### To be done
Copy every entry word for word, but skip the pictures.

### Raw records
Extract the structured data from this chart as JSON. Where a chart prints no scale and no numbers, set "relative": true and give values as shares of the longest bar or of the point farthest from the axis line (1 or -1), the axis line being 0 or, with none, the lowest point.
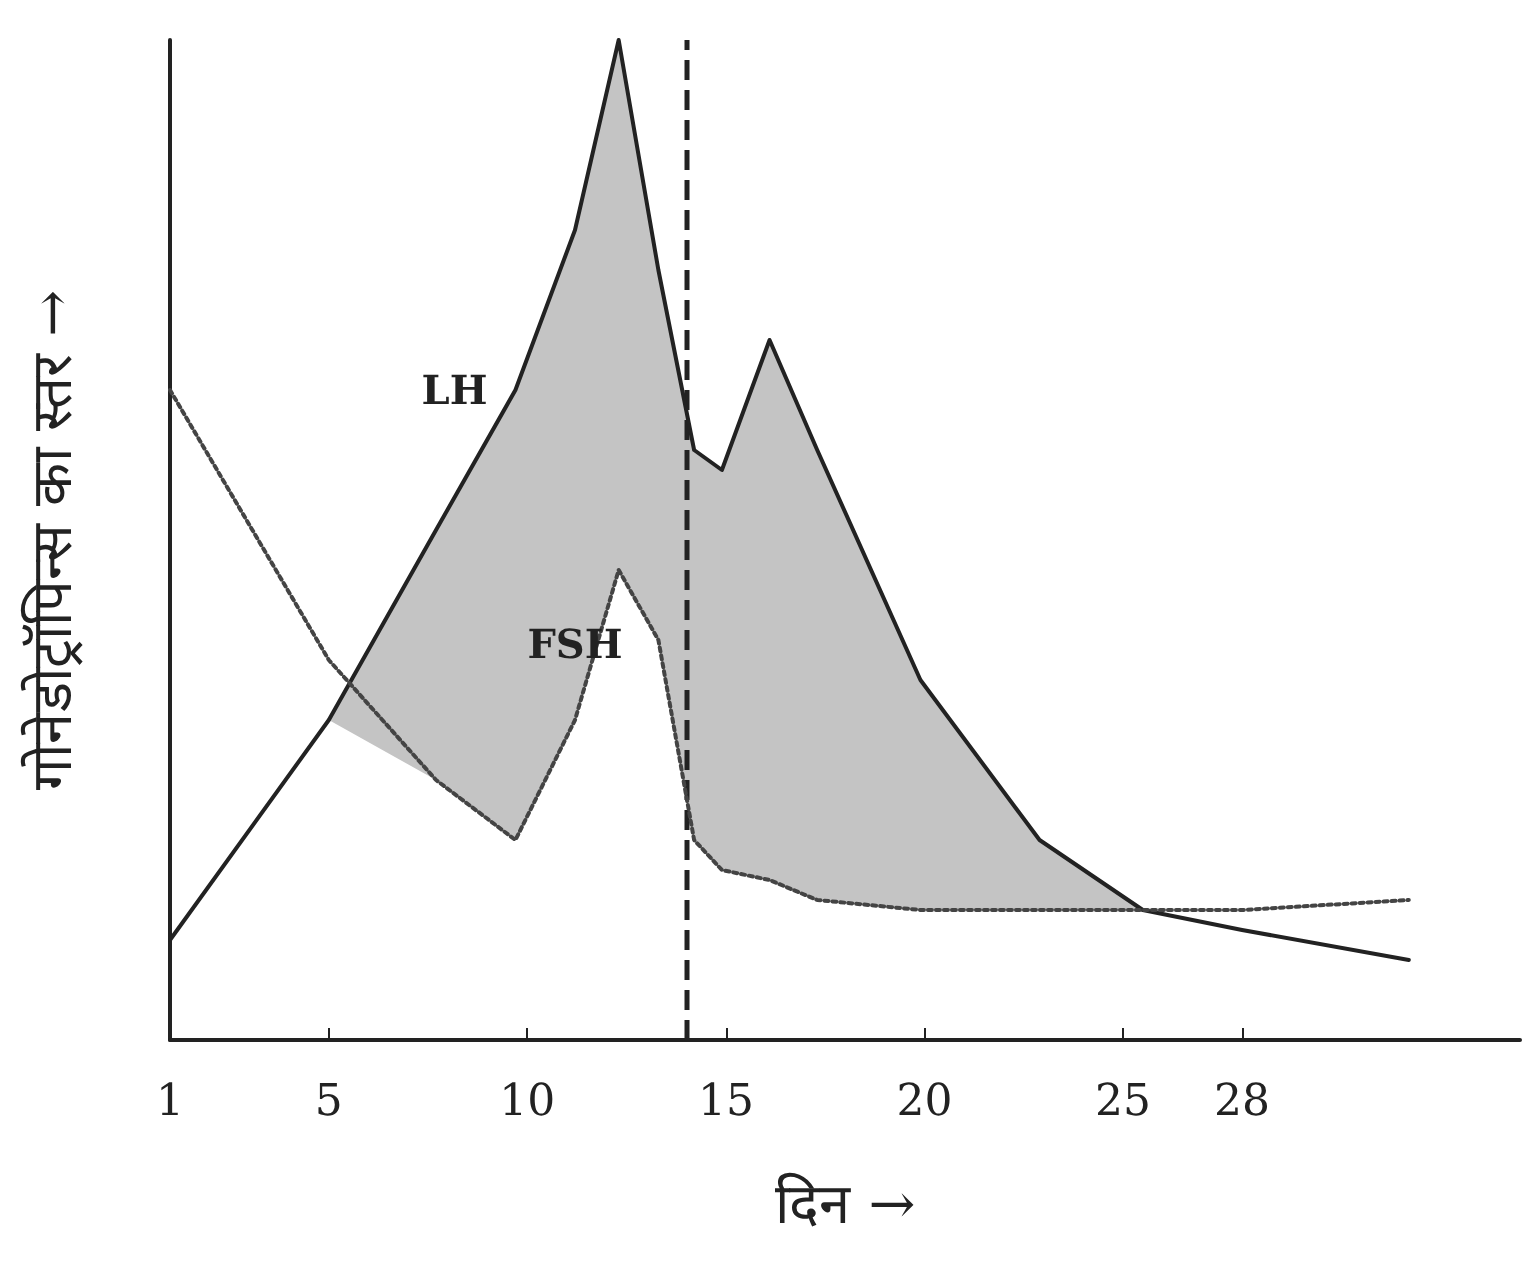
{
  "chart_data": {
    "type": "line",
    "relative": true,
    "xlabel": "दिन →",
    "ylabel": "गोनेडोट्रॉपिन्स का स्तर →",
    "x": [
      1,
      5,
      7.7,
      9.7,
      11.2,
      12.3,
      13.3,
      14.2,
      14.9,
      16.1,
      17.3,
      19.9,
      22.9,
      25.5,
      28,
      32.2
    ],
    "xlim": [
      1,
      35
    ],
    "xticks": [
      1,
      5,
      10,
      15,
      20,
      25,
      28
    ],
    "series": [
      {
        "name": "LH",
        "color": "#222222",
        "line_style": "solid",
        "values": [
          0.1,
          0.32,
          0.51,
          0.65,
          0.81,
          1,
          0.77,
          0.59,
          0.57,
          0.7,
          0.59,
          0.36,
          0.2,
          0.13,
          0.11,
          0.08
        ],
        "upper": [
          0.1,
          0.32,
          0.51,
          0.65,
          0.81,
          1,
          0.77,
          0.59,
          0.57,
          0.7,
          0.59,
          0.36,
          0.2,
          0.13,
          0.11,
          0.08
        ],
        "lower": [
          0.1,
          0.32,
          0.26,
          0.2,
          0.32,
          0.47,
          0.4,
          0.2,
          0.17,
          0.16,
          0.14,
          0.13,
          0.13,
          0.13,
          0.11,
          0.08
        ]
      },
      {
        "name": "FSH",
        "color": "#444444",
        "line_style": "dotted",
        "values": [
          0.65,
          0.38,
          0.26,
          0.2,
          0.32,
          0.47,
          0.4,
          0.2,
          0.17,
          0.16,
          0.14,
          0.13,
          0.13,
          0.13,
          0.13,
          0.14
        ]
      }
    ],
    "ref_lines": [
      {
        "axis": "x",
        "value": 14,
        "line_style": "dashed",
        "color": "#222222"
      }
    ],
    "marker": "none",
    "grid": false,
    "legend": false
  }
}
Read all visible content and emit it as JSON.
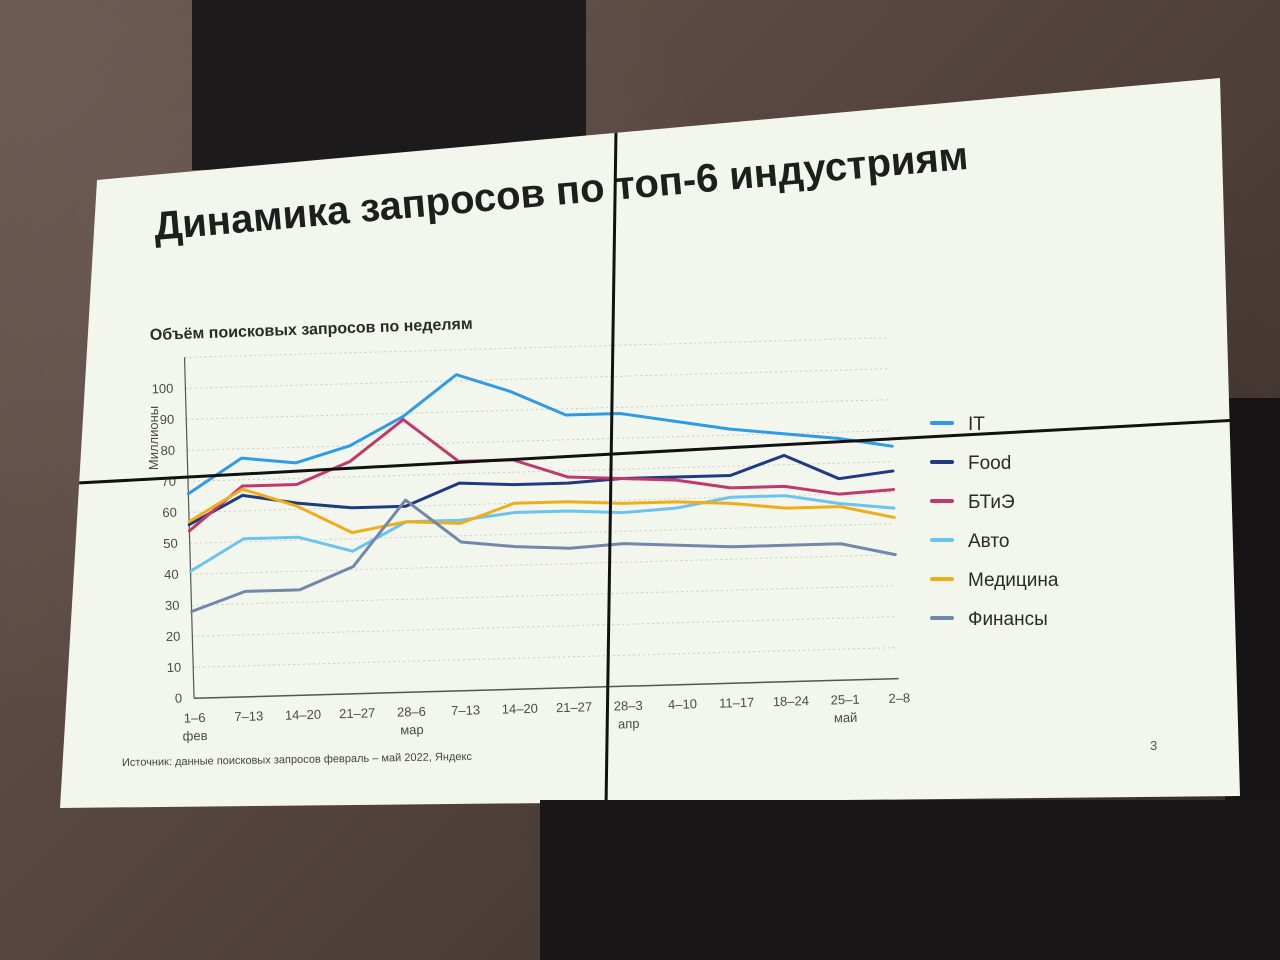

### Output for this exercise
Extract the structured data from this chart as JSON. Where a chart prints no scale and no numbers, set "relative": true and give values as shares of the longest bar or of the point farthest from the axis line (1 or -1), the axis line being 0 or, with none, the lowest point.
{
  "chart_data": {
    "type": "line",
    "relative": true,
    "xlabel": "दिन →",
    "ylabel": "गोनेडोट्रॉपिन्स का स्तर →",
    "x": [
      1,
      5,
      7.7,
      9.7,
      11.2,
      12.3,
      13.3,
      14.2,
      14.9,
      16.1,
      17.3,
      19.9,
      22.9,
      25.5,
      28,
      32.2
    ],
    "xlim": [
      1,
      35
    ],
    "xticks": [
      1,
      5,
      10,
      15,
      20,
      25,
      28
    ],
    "series": [
      {
        "name": "LH",
        "color": "#222222",
        "line_style": "solid",
        "values": [
          0.1,
          0.32,
          0.51,
          0.65,
          0.81,
          1,
          0.77,
          0.59,
          0.57,
          0.7,
          0.59,
          0.36,
          0.2,
          0.13,
          0.11,
          0.08
        ],
        "upper": [
          0.1,
          0.32,
          0.51,
          0.65,
          0.81,
          1,
          0.77,
          0.59,
          0.57,
          0.7,
          0.59,
          0.36,
          0.2,
          0.13,
          0.11,
          0.08
        ],
        "lower": [
          0.1,
          0.32,
          0.26,
          0.2,
          0.32,
          0.47,
          0.4,
          0.2,
          0.17,
          0.16,
          0.14,
          0.13,
          0.13,
          0.13,
          0.11,
          0.08
        ]
      },
      {
        "name": "FSH",
        "color": "#444444",
        "line_style": "dotted",
        "values": [
          0.65,
          0.38,
          0.26,
          0.2,
          0.32,
          0.47,
          0.4,
          0.2,
          0.17,
          0.16,
          0.14,
          0.13,
          0.13,
          0.13,
          0.13,
          0.14
        ]
      }
    ],
    "ref_lines": [
      {
        "axis": "x",
        "value": 14,
        "line_style": "dashed",
        "color": "#222222"
      }
    ],
    "marker": "none",
    "grid": false,
    "legend": false
  }
}
Read all visible content and emit it as JSON.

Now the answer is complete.